The exercise:
Provide nothing but the number of lines containing the string "like".

(Collection entries)
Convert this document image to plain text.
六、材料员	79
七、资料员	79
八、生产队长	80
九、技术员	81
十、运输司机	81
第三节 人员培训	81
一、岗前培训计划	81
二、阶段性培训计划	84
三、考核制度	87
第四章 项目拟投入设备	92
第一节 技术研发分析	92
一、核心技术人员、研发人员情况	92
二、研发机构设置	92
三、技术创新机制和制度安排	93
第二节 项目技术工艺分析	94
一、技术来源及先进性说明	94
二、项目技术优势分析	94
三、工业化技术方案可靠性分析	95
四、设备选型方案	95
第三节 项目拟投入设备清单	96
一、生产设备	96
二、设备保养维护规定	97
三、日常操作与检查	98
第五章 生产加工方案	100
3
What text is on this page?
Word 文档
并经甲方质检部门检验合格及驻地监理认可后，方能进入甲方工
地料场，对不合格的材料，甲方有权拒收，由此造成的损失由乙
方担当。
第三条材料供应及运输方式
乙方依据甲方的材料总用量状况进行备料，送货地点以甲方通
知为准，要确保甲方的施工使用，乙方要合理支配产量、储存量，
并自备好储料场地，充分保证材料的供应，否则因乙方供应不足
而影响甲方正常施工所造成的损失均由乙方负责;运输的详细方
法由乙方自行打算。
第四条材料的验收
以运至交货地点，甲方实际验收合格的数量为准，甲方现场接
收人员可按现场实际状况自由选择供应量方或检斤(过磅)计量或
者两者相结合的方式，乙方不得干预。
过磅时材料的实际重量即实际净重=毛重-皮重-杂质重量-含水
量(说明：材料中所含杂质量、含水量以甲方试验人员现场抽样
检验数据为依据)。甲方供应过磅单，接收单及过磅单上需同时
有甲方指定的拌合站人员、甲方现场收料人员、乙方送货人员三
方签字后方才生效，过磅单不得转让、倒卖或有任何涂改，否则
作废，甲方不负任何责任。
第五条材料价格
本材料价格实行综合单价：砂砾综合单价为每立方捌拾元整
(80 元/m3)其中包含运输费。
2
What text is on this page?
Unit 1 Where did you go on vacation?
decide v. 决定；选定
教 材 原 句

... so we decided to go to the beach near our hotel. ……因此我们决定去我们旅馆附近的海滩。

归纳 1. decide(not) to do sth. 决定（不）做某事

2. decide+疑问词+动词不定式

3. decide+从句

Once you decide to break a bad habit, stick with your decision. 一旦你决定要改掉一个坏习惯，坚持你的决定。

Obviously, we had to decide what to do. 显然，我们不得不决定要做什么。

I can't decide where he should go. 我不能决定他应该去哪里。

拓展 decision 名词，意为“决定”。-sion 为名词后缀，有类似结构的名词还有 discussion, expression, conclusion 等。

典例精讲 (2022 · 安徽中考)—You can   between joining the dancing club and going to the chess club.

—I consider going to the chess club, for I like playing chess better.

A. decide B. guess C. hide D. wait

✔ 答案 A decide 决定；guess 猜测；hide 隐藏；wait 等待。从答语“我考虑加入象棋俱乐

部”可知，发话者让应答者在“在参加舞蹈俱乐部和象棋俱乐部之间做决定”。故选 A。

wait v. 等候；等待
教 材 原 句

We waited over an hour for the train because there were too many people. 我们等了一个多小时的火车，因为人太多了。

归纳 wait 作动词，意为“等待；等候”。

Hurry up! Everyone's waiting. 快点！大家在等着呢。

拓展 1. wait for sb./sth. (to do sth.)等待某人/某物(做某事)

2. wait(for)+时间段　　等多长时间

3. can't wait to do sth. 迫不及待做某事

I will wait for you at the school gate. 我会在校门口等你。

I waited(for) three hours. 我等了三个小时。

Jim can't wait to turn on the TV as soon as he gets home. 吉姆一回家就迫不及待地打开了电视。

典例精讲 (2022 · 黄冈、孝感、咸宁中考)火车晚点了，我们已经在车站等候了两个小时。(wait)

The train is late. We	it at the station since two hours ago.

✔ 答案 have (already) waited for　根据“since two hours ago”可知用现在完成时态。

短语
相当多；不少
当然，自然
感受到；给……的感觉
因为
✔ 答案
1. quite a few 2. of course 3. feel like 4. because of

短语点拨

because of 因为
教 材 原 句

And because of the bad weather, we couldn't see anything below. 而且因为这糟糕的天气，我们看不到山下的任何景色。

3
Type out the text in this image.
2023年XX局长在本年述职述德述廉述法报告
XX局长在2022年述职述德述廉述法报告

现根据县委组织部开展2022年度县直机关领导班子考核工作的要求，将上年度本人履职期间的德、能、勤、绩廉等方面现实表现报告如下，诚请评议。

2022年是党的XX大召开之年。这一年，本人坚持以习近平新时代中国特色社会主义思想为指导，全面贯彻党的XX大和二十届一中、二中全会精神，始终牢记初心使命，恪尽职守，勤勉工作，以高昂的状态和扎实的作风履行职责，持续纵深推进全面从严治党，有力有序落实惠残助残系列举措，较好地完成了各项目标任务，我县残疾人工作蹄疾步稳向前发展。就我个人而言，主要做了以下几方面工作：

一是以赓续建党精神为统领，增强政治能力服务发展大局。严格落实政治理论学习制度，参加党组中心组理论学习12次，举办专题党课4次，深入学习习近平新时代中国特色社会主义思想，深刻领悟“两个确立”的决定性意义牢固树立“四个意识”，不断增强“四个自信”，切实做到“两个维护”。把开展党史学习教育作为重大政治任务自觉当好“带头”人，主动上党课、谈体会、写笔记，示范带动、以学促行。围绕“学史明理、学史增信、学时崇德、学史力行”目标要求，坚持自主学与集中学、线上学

Problem solution:
2